Pick out all lines in the listing holding the string "name" and copy them.

#### [ENTRIES]
- - - - - - -

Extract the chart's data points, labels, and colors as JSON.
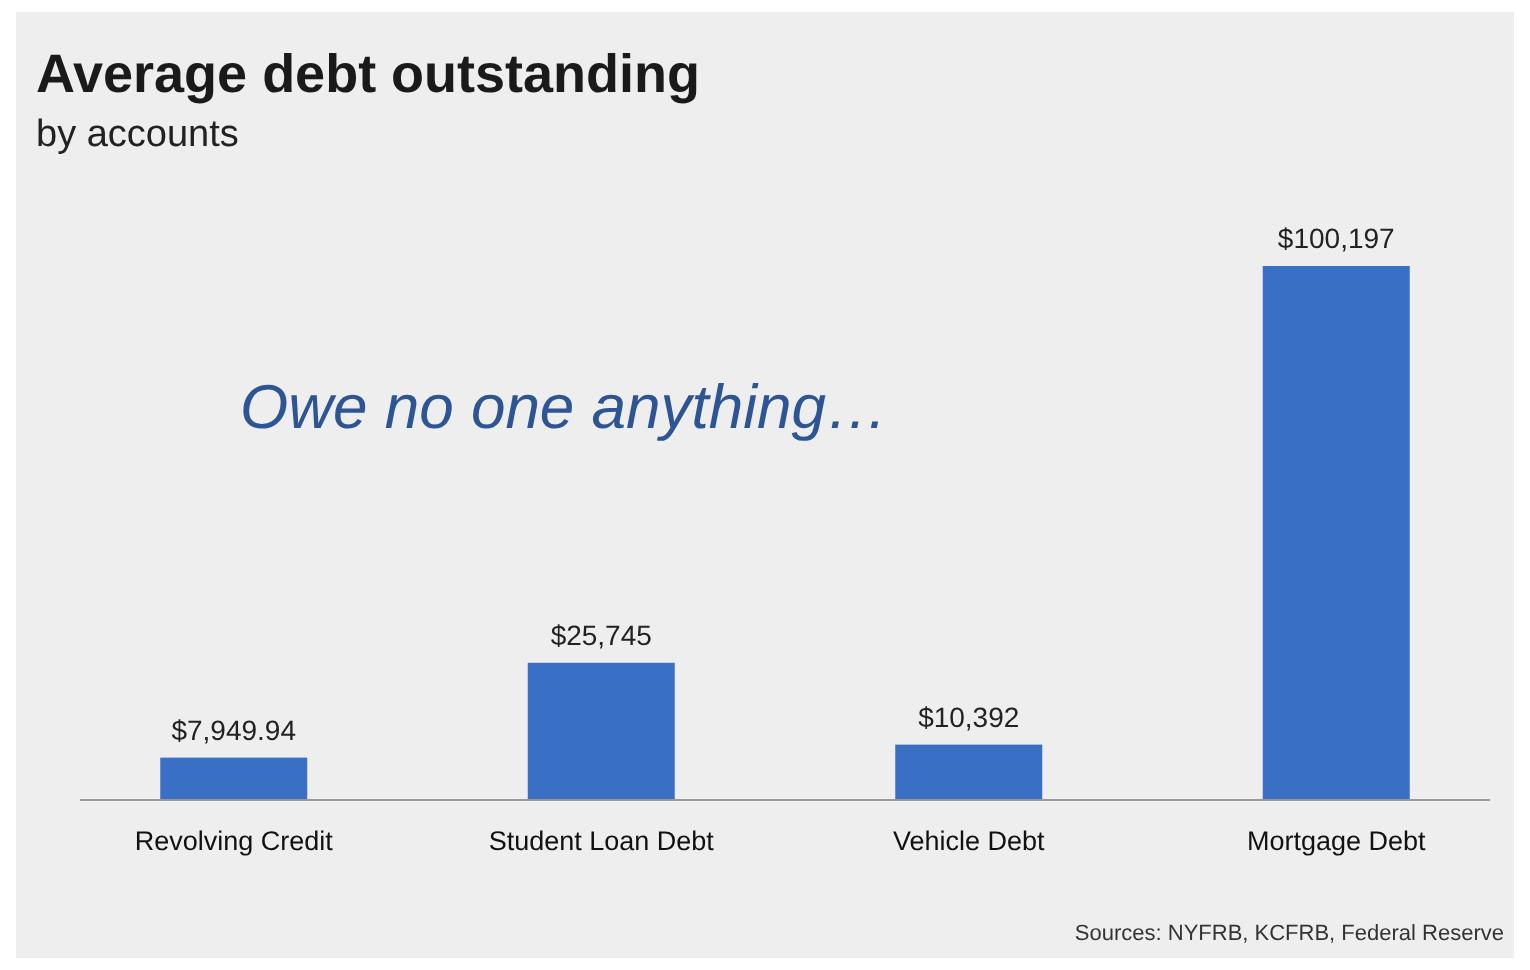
{
  "chart_data": {
    "type": "bar",
    "title": "Average debt outstanding",
    "subtitle": "by accounts",
    "categories": [
      "Revolving Credit",
      "Student Loan Debt",
      "Vehicle Debt",
      "Mortgage Debt"
    ],
    "values": [
      7949.94,
      25745,
      10392,
      100197
    ],
    "value_labels": [
      "$7,949.94",
      "$25,745",
      "$10,392",
      "$100,197"
    ],
    "color": "#3a6fc6",
    "annotations": [
      "Owe no one anything…",
      "Sources: NYFRB, KCFRB, Federal Reserve"
    ]
  }
}
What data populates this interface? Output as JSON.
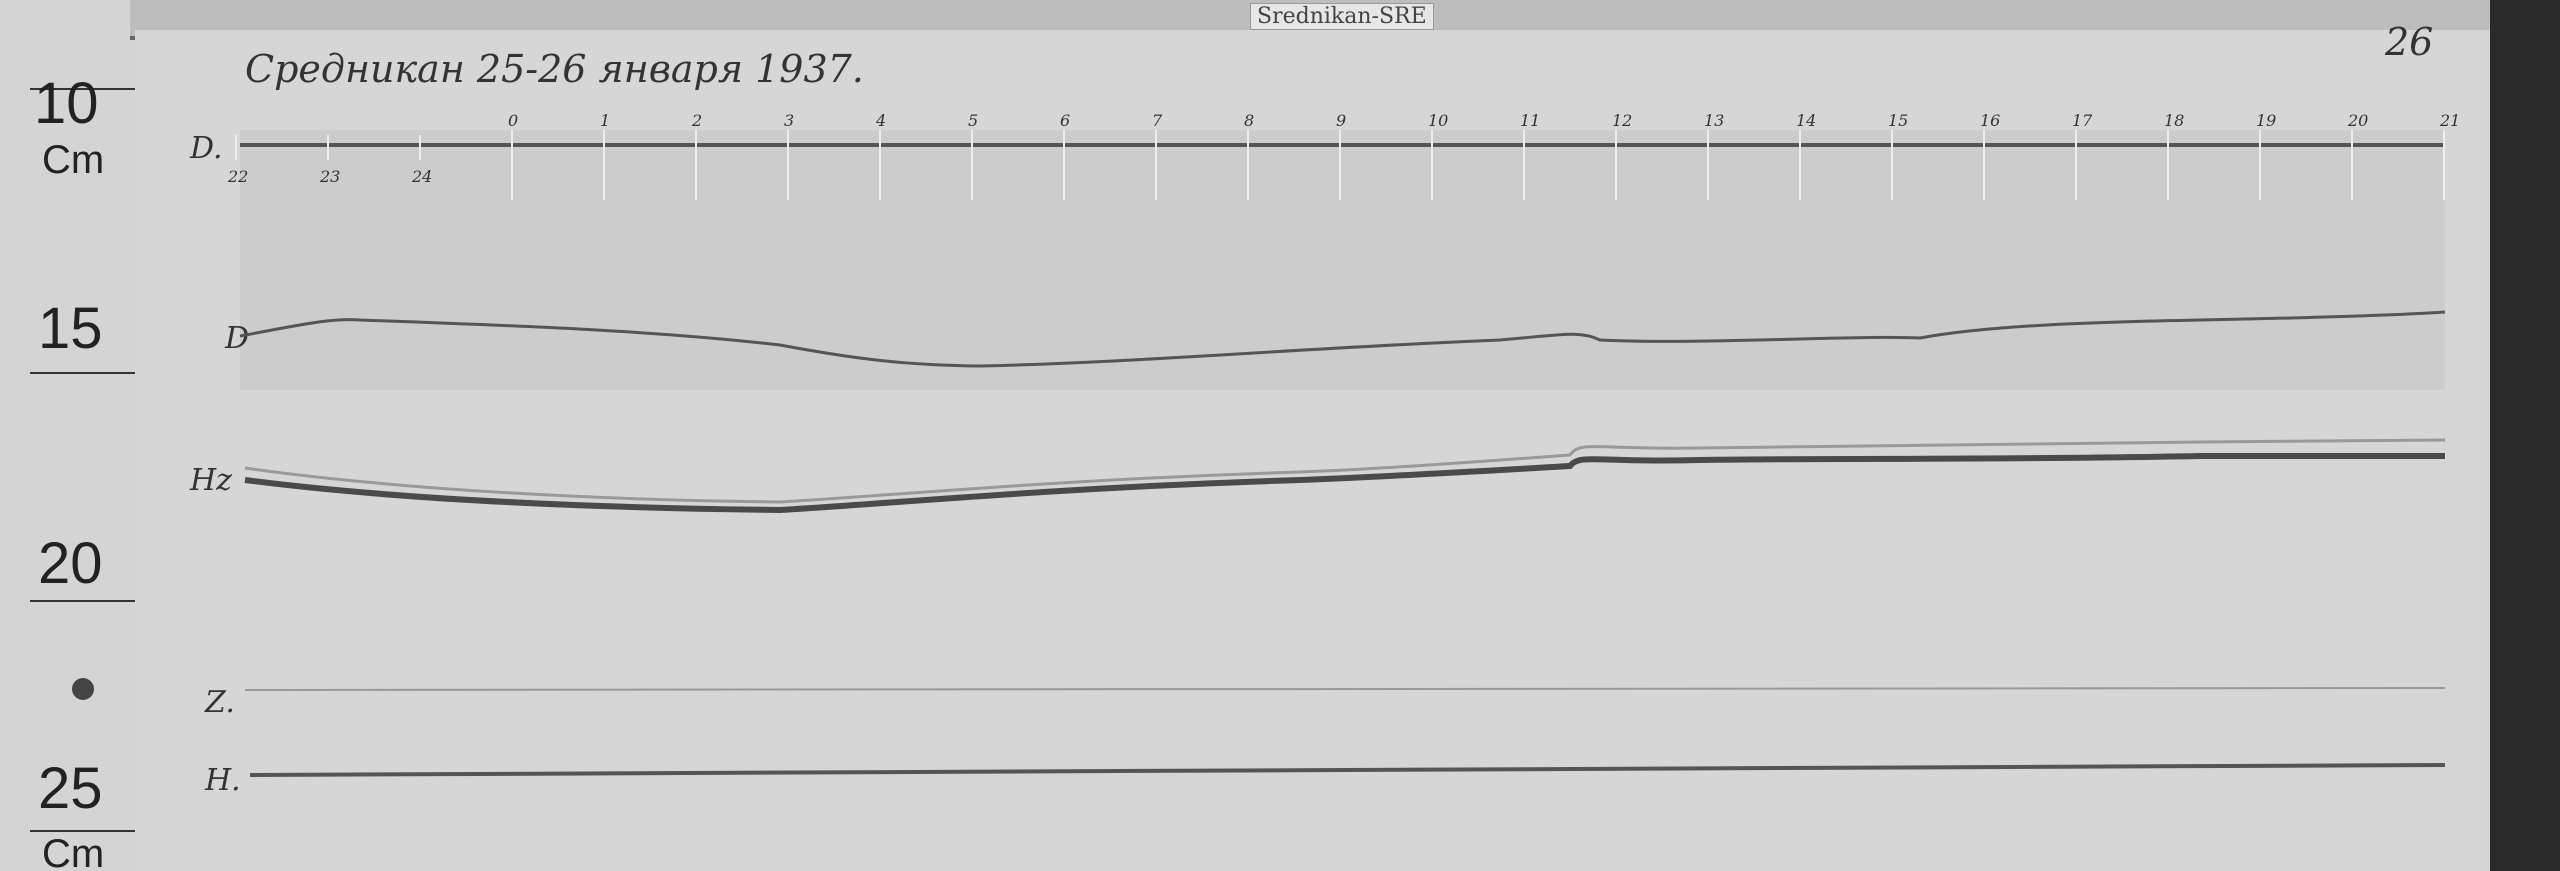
{
  "station_label": "Srednikan-SRE",
  "heading": "Средникан 25-26 января 1937.",
  "sheet_number": "26",
  "ruler": {
    "marks": [
      "10",
      "15",
      "20",
      "25"
    ],
    "unit": "Cm"
  },
  "traces": {
    "d_baseline": "D.",
    "d_curve": "D",
    "hz_curve": "Hz",
    "z_baseline": "Z.",
    "h_baseline": "H."
  },
  "hour_labels_top": [
    "0",
    "1",
    "2",
    "3",
    "4",
    "5",
    "6",
    "7",
    "8",
    "9",
    "10",
    "11",
    "12",
    "13",
    "14",
    "15",
    "16",
    "17",
    "18",
    "19",
    "20",
    "21"
  ],
  "hour_labels_bottom": [
    "22",
    "23",
    "24"
  ],
  "colors": {
    "paper": "#d6d6d6",
    "trace": "#555555",
    "background": "#2e2e2e"
  }
}
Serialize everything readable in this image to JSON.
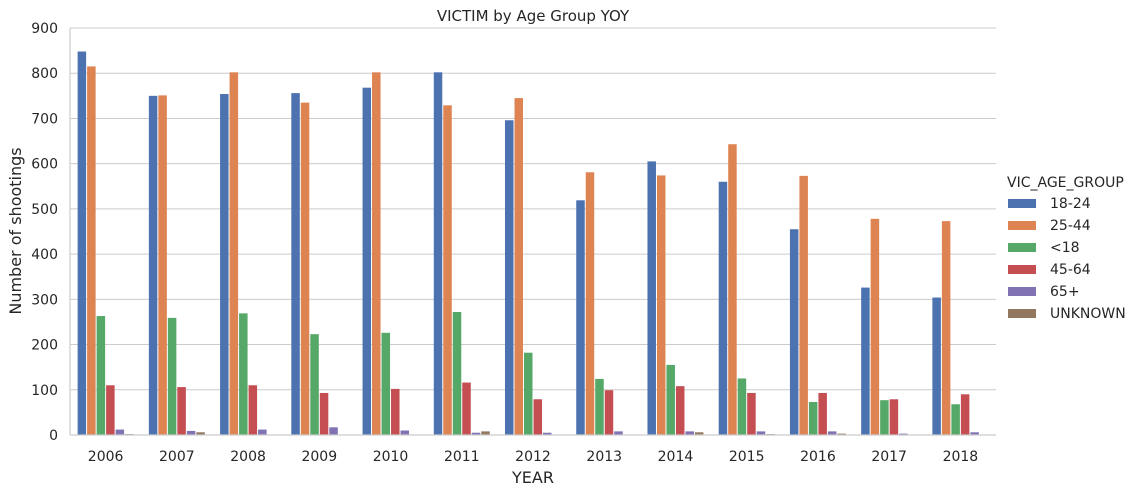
{
  "chart_data": {
    "type": "bar",
    "title": "VICTIM by Age Group YOY",
    "xlabel": "YEAR",
    "ylabel": "Number of shootings",
    "ylim": [
      0,
      900
    ],
    "yticks": [
      "0",
      "100",
      "200",
      "300",
      "400",
      "500",
      "600",
      "700",
      "800",
      "900"
    ],
    "grid": "horizontal",
    "legend_title": "VIC_AGE_GROUP",
    "legend_placement": "right",
    "categories": [
      "2006",
      "2007",
      "2008",
      "2009",
      "2010",
      "2011",
      "2012",
      "2013",
      "2014",
      "2015",
      "2016",
      "2017",
      "2018"
    ],
    "series": [
      {
        "name": "18-24",
        "color": "#4c72b0",
        "values": [
          848,
          750,
          754,
          756,
          768,
          802,
          696,
          519,
          605,
          560,
          455,
          326,
          304
        ]
      },
      {
        "name": "25-44",
        "color": "#dd8452",
        "values": [
          815,
          751,
          802,
          735,
          802,
          729,
          745,
          581,
          574,
          643,
          573,
          478,
          473
        ]
      },
      {
        "name": "<18",
        "color": "#55a868",
        "values": [
          263,
          259,
          269,
          223,
          226,
          272,
          182,
          124,
          155,
          125,
          73,
          77,
          68
        ]
      },
      {
        "name": "45-64",
        "color": "#c44e52",
        "values": [
          110,
          106,
          110,
          93,
          102,
          116,
          79,
          99,
          108,
          93,
          93,
          79,
          90
        ]
      },
      {
        "name": "65+",
        "color": "#8172b3",
        "values": [
          12,
          9,
          12,
          17,
          10,
          5,
          5,
          8,
          8,
          8,
          8,
          3,
          6
        ]
      },
      {
        "name": "UNKNOWN",
        "color": "#937860",
        "values": [
          2,
          6,
          1,
          1,
          1,
          8,
          1,
          1,
          6,
          2,
          3,
          1,
          1
        ]
      }
    ]
  }
}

- - - - - - -

#### [FINAL RESULT]
        "name": "18-24",
        "name": "25-44",
        "name": "<18",
        "name": "45-64",
        "name": "65+",
        "name": "UNKNOWN",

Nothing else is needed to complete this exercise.